[Data entries for graphics]
● ● ● ●

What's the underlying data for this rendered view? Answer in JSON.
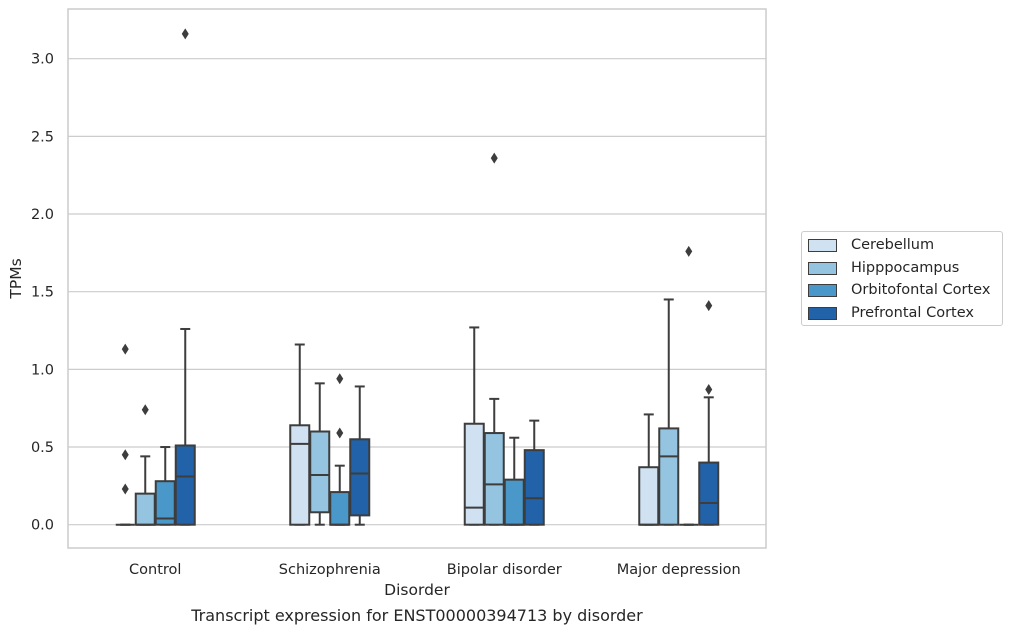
{
  "chart_data": {
    "type": "box",
    "xlabel": "Disorder",
    "ylabel": "TPMs",
    "caption": "Transcript expression for ENST00000394713 by disorder",
    "ylim": [
      -0.15,
      3.32
    ],
    "yticks": [
      "0.0",
      "0.5",
      "1.0",
      "1.5",
      "2.0",
      "2.5",
      "3.0"
    ],
    "grid": "horizontal",
    "legend_placement": "right-outside",
    "categories": [
      "Control",
      "Schizophrenia",
      "Bipolar disorder",
      "Major depression"
    ],
    "series": [
      {
        "name": "Cerebellum",
        "color": "#d0e1f2",
        "boxes": [
          {
            "q1": 0.0,
            "median": 0.0,
            "q3": 0.0,
            "whisker_low": 0.0,
            "whisker_high": 0.0,
            "outliers": [
              1.13,
              0.45,
              0.23
            ]
          },
          {
            "q1": 0.0,
            "median": 0.52,
            "q3": 0.64,
            "whisker_low": 0.0,
            "whisker_high": 1.16,
            "outliers": []
          },
          {
            "q1": 0.0,
            "median": 0.11,
            "q3": 0.65,
            "whisker_low": 0.0,
            "whisker_high": 1.27,
            "outliers": []
          },
          {
            "q1": 0.0,
            "median": 0.0,
            "q3": 0.37,
            "whisker_low": 0.0,
            "whisker_high": 0.71,
            "outliers": []
          }
        ]
      },
      {
        "name": "Hipppocampus",
        "color": "#94c4df",
        "boxes": [
          {
            "q1": 0.0,
            "median": 0.0,
            "q3": 0.2,
            "whisker_low": 0.0,
            "whisker_high": 0.44,
            "outliers": [
              0.74
            ]
          },
          {
            "q1": 0.08,
            "median": 0.32,
            "q3": 0.6,
            "whisker_low": 0.0,
            "whisker_high": 0.91,
            "outliers": []
          },
          {
            "q1": 0.0,
            "median": 0.26,
            "q3": 0.59,
            "whisker_low": 0.0,
            "whisker_high": 0.81,
            "outliers": [
              2.36
            ]
          },
          {
            "q1": 0.0,
            "median": 0.44,
            "q3": 0.62,
            "whisker_low": 0.0,
            "whisker_high": 1.45,
            "outliers": []
          }
        ]
      },
      {
        "name": "Orbitofontal Cortex",
        "color": "#4a98c9",
        "boxes": [
          {
            "q1": 0.0,
            "median": 0.04,
            "q3": 0.28,
            "whisker_low": 0.0,
            "whisker_high": 0.5,
            "outliers": []
          },
          {
            "q1": 0.0,
            "median": 0.0,
            "q3": 0.21,
            "whisker_low": 0.0,
            "whisker_high": 0.38,
            "outliers": [
              0.59,
              0.94
            ]
          },
          {
            "q1": 0.0,
            "median": 0.0,
            "q3": 0.29,
            "whisker_low": 0.0,
            "whisker_high": 0.56,
            "outliers": []
          },
          {
            "q1": 0.0,
            "median": 0.0,
            "q3": 0.0,
            "whisker_low": 0.0,
            "whisker_high": 0.0,
            "outliers": [
              1.76
            ]
          }
        ]
      },
      {
        "name": "Prefrontal Cortex",
        "color": "#2262a8",
        "boxes": [
          {
            "q1": 0.0,
            "median": 0.31,
            "q3": 0.51,
            "whisker_low": 0.0,
            "whisker_high": 1.26,
            "outliers": [
              3.16
            ]
          },
          {
            "q1": 0.06,
            "median": 0.33,
            "q3": 0.55,
            "whisker_low": 0.0,
            "whisker_high": 0.89,
            "outliers": []
          },
          {
            "q1": 0.0,
            "median": 0.17,
            "q3": 0.48,
            "whisker_low": 0.0,
            "whisker_high": 0.67,
            "outliers": []
          },
          {
            "q1": 0.0,
            "median": 0.14,
            "q3": 0.4,
            "whisker_low": 0.0,
            "whisker_high": 0.82,
            "outliers": [
              0.87,
              1.41
            ]
          }
        ]
      }
    ]
  }
}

● ● ● ●

**DIRECTIVE:**
Omit every picture, then repeat the remaining data exactly as it appears above.

**ANSWER TO THE TASK:**
What's the underlying data for this rendered view? Answer in JSON.
{
  "chart_data": {
    "type": "box",
    "xlabel": "Disorder",
    "ylabel": "TPMs",
    "caption": "Transcript expression for ENST00000394713 by disorder",
    "ylim": [
      -0.15,
      3.32
    ],
    "yticks": [
      "0.0",
      "0.5",
      "1.0",
      "1.5",
      "2.0",
      "2.5",
      "3.0"
    ],
    "grid": "horizontal",
    "legend_placement": "right-outside",
    "categories": [
      "Control",
      "Schizophrenia",
      "Bipolar disorder",
      "Major depression"
    ],
    "series": [
      {
        "name": "Cerebellum",
        "color": "#d0e1f2",
        "boxes": [
          {
            "q1": 0.0,
            "median": 0.0,
            "q3": 0.0,
            "whisker_low": 0.0,
            "whisker_high": 0.0,
            "outliers": [
              1.13,
              0.45,
              0.23
            ]
          },
          {
            "q1": 0.0,
            "median": 0.52,
            "q3": 0.64,
            "whisker_low": 0.0,
            "whisker_high": 1.16,
            "outliers": []
          },
          {
            "q1": 0.0,
            "median": 0.11,
            "q3": 0.65,
            "whisker_low": 0.0,
            "whisker_high": 1.27,
            "outliers": []
          },
          {
            "q1": 0.0,
            "median": 0.0,
            "q3": 0.37,
            "whisker_low": 0.0,
            "whisker_high": 0.71,
            "outliers": []
          }
        ]
      },
      {
        "name": "Hipppocampus",
        "color": "#94c4df",
        "boxes": [
          {
            "q1": 0.0,
            "median": 0.0,
            "q3": 0.2,
            "whisker_low": 0.0,
            "whisker_high": 0.44,
            "outliers": [
              0.74
            ]
          },
          {
            "q1": 0.08,
            "median": 0.32,
            "q3": 0.6,
            "whisker_low": 0.0,
            "whisker_high": 0.91,
            "outliers": []
          },
          {
            "q1": 0.0,
            "median": 0.26,
            "q3": 0.59,
            "whisker_low": 0.0,
            "whisker_high": 0.81,
            "outliers": [
              2.36
            ]
          },
          {
            "q1": 0.0,
            "median": 0.44,
            "q3": 0.62,
            "whisker_low": 0.0,
            "whisker_high": 1.45,
            "outliers": []
          }
        ]
      },
      {
        "name": "Orbitofontal Cortex",
        "color": "#4a98c9",
        "boxes": [
          {
            "q1": 0.0,
            "median": 0.04,
            "q3": 0.28,
            "whisker_low": 0.0,
            "whisker_high": 0.5,
            "outliers": []
          },
          {
            "q1": 0.0,
            "median": 0.0,
            "q3": 0.21,
            "whisker_low": 0.0,
            "whisker_high": 0.38,
            "outliers": [
              0.59,
              0.94
            ]
          },
          {
            "q1": 0.0,
            "median": 0.0,
            "q3": 0.29,
            "whisker_low": 0.0,
            "whisker_high": 0.56,
            "outliers": []
          },
          {
            "q1": 0.0,
            "median": 0.0,
            "q3": 0.0,
            "whisker_low": 0.0,
            "whisker_high": 0.0,
            "outliers": [
              1.76
            ]
          }
        ]
      },
      {
        "name": "Prefrontal Cortex",
        "color": "#2262a8",
        "boxes": [
          {
            "q1": 0.0,
            "median": 0.31,
            "q3": 0.51,
            "whisker_low": 0.0,
            "whisker_high": 1.26,
            "outliers": [
              3.16
            ]
          },
          {
            "q1": 0.06,
            "median": 0.33,
            "q3": 0.55,
            "whisker_low": 0.0,
            "whisker_high": 0.89,
            "outliers": []
          },
          {
            "q1": 0.0,
            "median": 0.17,
            "q3": 0.48,
            "whisker_low": 0.0,
            "whisker_high": 0.67,
            "outliers": []
          },
          {
            "q1": 0.0,
            "median": 0.14,
            "q3": 0.4,
            "whisker_low": 0.0,
            "whisker_high": 0.82,
            "outliers": [
              0.87,
              1.41
            ]
          }
        ]
      }
    ]
  }
}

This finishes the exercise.